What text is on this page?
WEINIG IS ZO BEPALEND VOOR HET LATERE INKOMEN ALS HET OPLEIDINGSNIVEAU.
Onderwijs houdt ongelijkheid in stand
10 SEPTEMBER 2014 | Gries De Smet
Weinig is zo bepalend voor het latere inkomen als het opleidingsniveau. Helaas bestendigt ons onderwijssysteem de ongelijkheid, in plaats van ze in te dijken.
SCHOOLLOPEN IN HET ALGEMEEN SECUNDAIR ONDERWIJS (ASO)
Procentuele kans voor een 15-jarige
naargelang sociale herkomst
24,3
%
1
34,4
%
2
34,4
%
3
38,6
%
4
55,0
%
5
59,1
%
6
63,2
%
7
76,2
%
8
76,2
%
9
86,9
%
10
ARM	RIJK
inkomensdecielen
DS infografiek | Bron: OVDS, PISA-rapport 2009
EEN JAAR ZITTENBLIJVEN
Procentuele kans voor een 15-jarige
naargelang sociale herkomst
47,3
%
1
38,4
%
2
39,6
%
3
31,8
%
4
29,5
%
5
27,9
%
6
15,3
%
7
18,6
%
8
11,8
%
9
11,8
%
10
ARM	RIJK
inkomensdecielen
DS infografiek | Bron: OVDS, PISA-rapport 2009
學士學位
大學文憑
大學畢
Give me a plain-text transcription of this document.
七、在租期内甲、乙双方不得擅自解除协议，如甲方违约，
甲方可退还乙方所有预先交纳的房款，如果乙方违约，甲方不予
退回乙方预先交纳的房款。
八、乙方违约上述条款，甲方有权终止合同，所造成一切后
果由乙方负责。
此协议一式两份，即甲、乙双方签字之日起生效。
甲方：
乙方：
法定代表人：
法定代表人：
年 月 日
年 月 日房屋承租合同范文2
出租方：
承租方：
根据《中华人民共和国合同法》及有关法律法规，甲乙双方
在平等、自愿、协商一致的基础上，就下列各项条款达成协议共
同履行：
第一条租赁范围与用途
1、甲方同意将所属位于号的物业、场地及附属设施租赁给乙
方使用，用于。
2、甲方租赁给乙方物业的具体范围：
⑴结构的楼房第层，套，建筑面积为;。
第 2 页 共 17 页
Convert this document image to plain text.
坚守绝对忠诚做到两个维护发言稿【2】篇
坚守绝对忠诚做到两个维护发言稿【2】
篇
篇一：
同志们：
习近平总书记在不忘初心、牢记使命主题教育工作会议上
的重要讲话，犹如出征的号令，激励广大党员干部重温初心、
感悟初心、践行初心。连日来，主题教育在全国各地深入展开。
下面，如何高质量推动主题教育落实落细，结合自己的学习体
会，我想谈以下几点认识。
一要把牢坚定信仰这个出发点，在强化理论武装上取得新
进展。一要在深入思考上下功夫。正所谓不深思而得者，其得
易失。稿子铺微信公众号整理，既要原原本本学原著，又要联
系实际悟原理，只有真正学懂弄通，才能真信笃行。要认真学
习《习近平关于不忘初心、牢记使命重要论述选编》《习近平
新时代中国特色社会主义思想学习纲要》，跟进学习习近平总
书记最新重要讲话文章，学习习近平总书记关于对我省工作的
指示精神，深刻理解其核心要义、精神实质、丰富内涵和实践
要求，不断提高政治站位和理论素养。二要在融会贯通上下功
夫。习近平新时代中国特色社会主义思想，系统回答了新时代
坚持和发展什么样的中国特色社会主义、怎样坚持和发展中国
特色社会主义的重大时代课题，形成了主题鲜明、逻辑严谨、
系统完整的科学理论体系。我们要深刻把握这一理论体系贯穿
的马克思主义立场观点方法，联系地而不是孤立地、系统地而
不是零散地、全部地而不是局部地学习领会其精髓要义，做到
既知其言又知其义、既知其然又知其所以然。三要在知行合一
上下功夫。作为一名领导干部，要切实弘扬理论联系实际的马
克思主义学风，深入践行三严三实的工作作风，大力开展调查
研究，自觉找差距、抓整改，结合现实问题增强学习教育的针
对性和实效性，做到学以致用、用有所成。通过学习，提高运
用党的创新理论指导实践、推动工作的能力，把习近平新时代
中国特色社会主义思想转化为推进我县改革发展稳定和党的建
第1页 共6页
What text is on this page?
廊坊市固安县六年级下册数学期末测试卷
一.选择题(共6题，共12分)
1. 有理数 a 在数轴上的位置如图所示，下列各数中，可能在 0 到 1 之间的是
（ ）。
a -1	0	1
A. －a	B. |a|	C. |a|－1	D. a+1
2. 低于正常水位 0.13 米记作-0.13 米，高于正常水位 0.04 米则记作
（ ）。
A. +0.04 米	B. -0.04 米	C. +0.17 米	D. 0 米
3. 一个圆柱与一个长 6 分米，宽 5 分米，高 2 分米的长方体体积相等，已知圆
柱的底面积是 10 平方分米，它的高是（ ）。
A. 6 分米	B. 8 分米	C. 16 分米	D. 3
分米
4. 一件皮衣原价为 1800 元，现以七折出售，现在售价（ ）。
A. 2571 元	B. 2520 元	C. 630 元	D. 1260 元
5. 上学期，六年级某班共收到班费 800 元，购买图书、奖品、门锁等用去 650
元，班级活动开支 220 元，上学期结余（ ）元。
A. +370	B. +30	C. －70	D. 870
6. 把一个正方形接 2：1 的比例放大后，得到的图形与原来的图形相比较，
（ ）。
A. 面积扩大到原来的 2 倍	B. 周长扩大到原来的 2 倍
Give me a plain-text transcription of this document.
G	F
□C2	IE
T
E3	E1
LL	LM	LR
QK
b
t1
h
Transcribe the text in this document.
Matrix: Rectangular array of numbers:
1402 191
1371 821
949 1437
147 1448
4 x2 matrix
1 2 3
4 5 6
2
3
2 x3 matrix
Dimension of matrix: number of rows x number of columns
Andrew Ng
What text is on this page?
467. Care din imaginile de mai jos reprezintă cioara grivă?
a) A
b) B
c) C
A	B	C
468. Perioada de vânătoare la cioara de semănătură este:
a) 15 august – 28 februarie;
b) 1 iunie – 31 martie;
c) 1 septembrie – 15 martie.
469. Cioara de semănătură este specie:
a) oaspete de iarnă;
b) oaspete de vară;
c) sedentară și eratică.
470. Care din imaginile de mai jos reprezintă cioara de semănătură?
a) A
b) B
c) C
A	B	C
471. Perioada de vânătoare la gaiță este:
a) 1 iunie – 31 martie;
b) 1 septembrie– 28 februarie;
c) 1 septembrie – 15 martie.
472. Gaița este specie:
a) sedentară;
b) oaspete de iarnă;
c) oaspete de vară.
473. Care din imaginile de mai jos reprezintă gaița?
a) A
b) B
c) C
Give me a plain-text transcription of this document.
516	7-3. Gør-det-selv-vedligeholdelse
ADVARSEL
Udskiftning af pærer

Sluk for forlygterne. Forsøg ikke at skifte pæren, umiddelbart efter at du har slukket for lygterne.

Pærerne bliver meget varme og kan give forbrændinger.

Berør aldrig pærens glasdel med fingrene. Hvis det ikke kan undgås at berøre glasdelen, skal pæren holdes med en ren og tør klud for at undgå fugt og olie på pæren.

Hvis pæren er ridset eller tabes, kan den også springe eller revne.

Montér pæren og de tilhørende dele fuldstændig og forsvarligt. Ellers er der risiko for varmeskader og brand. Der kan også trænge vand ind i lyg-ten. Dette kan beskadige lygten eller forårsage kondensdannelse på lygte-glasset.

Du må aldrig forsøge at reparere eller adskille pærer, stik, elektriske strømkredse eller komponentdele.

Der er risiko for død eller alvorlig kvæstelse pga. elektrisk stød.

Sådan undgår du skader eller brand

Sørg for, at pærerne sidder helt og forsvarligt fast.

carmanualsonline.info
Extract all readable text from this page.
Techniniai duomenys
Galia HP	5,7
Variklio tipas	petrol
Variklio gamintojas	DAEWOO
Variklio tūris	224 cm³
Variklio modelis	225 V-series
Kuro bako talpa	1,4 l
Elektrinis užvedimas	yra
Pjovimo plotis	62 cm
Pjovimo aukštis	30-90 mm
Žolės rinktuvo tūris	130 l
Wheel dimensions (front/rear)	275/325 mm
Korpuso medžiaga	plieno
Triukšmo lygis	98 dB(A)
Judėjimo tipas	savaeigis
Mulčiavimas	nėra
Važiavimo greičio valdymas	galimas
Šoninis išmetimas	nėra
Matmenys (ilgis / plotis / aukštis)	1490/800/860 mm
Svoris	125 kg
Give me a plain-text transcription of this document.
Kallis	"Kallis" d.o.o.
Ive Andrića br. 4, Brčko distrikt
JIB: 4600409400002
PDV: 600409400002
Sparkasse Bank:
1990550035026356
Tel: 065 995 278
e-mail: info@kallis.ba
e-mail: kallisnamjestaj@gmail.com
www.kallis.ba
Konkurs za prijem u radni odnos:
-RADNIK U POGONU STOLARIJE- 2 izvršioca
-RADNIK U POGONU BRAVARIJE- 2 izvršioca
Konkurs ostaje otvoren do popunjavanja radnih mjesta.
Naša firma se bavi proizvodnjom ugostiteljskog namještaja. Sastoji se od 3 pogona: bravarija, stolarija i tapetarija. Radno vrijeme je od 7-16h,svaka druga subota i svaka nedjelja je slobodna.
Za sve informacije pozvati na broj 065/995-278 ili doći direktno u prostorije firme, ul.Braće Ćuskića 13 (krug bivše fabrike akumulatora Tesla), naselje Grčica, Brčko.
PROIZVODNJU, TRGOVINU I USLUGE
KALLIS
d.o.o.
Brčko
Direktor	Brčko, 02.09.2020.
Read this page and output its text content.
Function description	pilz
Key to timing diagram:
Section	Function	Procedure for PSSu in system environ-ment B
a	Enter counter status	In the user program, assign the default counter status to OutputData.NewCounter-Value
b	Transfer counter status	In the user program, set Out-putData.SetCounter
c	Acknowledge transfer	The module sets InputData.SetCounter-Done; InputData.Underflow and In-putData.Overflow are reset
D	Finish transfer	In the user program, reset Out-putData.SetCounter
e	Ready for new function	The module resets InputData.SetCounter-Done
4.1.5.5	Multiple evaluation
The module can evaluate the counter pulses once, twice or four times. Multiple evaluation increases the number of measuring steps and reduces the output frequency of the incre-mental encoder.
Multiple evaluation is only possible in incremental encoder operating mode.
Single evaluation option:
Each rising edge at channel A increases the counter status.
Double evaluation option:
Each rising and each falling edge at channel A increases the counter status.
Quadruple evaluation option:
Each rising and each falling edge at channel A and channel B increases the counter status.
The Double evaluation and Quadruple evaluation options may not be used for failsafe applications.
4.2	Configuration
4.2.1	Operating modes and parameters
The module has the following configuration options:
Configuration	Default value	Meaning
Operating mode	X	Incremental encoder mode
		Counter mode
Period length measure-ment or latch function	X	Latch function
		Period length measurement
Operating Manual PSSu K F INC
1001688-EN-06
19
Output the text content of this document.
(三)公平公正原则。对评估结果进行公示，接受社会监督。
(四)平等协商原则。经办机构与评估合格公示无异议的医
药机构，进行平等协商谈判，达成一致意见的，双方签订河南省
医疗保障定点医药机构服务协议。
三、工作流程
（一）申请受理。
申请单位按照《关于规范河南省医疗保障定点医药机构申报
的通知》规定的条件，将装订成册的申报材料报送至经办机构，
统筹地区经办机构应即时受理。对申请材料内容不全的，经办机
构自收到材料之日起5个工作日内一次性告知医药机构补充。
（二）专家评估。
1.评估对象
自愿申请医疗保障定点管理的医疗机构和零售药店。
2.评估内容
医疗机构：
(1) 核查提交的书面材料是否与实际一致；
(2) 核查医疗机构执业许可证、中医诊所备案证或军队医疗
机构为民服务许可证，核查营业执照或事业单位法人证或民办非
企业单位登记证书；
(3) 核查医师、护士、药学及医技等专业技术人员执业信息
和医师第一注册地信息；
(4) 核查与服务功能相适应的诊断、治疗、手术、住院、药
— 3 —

PROBLEM STATEMENT: From the entries above, copy out every line where the string "increases" appears.

FINAL ANSWER:
The module can evaluate the counter pulses once, twice or four times. Multiple evaluation increases the number of measuring steps and reduces the output frequency of the incre-mental encoder.
Each rising edge at channel A increases the counter status.
Each rising and each falling edge at channel A increases the counter status.
Each rising and each falling edge at channel A and channel B increases the counter status.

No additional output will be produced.